• Short exercise
Output the data below in full, byte for byte. Nothing may differ.

• Data supplied
···

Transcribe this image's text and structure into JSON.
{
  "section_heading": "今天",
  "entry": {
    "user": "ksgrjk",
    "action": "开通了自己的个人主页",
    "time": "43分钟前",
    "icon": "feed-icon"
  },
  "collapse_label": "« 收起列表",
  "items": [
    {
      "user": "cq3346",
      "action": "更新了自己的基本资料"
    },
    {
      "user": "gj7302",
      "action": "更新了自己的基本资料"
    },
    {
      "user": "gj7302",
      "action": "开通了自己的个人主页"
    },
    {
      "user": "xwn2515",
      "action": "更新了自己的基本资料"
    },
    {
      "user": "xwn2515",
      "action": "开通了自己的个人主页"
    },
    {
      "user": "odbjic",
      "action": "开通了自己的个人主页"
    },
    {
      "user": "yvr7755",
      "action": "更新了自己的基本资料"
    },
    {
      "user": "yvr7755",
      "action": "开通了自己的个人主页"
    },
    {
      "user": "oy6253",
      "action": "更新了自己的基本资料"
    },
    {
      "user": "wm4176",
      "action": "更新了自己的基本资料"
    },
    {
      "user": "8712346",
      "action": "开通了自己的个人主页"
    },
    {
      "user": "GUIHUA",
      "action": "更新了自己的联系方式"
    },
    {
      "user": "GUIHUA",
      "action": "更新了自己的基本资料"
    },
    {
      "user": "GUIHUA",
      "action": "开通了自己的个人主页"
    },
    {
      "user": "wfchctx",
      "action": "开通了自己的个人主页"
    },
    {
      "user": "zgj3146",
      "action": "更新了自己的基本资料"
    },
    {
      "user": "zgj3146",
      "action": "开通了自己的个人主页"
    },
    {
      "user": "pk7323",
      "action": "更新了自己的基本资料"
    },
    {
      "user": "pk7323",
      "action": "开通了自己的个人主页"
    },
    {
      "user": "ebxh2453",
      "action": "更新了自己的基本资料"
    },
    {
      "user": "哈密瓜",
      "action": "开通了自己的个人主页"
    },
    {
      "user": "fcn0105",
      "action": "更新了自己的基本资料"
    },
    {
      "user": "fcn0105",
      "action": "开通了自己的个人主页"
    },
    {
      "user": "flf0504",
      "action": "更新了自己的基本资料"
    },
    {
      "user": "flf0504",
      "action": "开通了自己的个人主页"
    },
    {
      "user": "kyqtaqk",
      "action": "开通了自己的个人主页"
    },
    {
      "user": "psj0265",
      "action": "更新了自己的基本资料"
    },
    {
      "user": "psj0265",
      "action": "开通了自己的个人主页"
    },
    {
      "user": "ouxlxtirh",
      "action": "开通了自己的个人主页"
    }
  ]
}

···

• Exercise solution
Transcribe this image's text and structure into JSON.
{
  "section_heading": "今天",
  "entry": {
    "user": "ksgrjk",
    "action": "开通了自己的个人主页",
    "time": "43分钟前",
    "icon": "feed-icon"
  },
  "collapse_label": "« 收起列表",
  "items": [
    {
      "user": "cq3346",
      "action": "更新了自己的基本资料"
    },
    {
      "user": "gj7302",
      "action": "更新了自己的基本资料"
    },
    {
      "user": "gj7302",
      "action": "开通了自己的个人主页"
    },
    {
      "user": "xwn2515",
      "action": "更新了自己的基本资料"
    },
    {
      "user": "xwn2515",
      "action": "开通了自己的个人主页"
    },
    {
      "user": "odbjic",
      "action": "开通了自己的个人主页"
    },
    {
      "user": "yvr7755",
      "action": "更新了自己的基本资料"
    },
    {
      "user": "yvr7755",
      "action": "开通了自己的个人主页"
    },
    {
      "user": "oy6253",
      "action": "更新了自己的基本资料"
    },
    {
      "user": "wm4176",
      "action": "更新了自己的基本资料"
    },
    {
      "user": "8712346",
      "action": "开通了自己的个人主页"
    },
    {
      "user": "GUIHUA",
      "action": "更新了自己的联系方式"
    },
    {
      "user": "GUIHUA",
      "action": "更新了自己的基本资料"
    },
    {
      "user": "GUIHUA",
      "action": "开通了自己的个人主页"
    },
    {
      "user": "wfchctx",
      "action": "开通了自己的个人主页"
    },
    {
      "user": "zgj3146",
      "action": "更新了自己的基本资料"
    },
    {
      "user": "zgj3146",
      "action": "开通了自己的个人主页"
    },
    {
      "user": "pk7323",
      "action": "更新了自己的基本资料"
    },
    {
      "user": "pk7323",
      "action": "开通了自己的个人主页"
    },
    {
      "user": "ebxh2453",
      "action": "更新了自己的基本资料"
    },
    {
      "user": "哈密瓜",
      "action": "开通了自己的个人主页"
    },
    {
      "user": "fcn0105",
      "action": "更新了自己的基本资料"
    },
    {
      "user": "fcn0105",
      "action": "开通了自己的个人主页"
    },
    {
      "user": "flf0504",
      "action": "更新了自己的基本资料"
    },
    {
      "user": "flf0504",
      "action": "开通了自己的个人主页"
    },
    {
      "user": "kyqtaqk",
      "action": "开通了自己的个人主页"
    },
    {
      "user": "psj0265",
      "action": "更新了自己的基本资料"
    },
    {
      "user": "psj0265",
      "action": "开通了自己的个人主页"
    },
    {
      "user": "ouxlxtirh",
      "action": "开通了自己的个人主页"
    }
  ]
}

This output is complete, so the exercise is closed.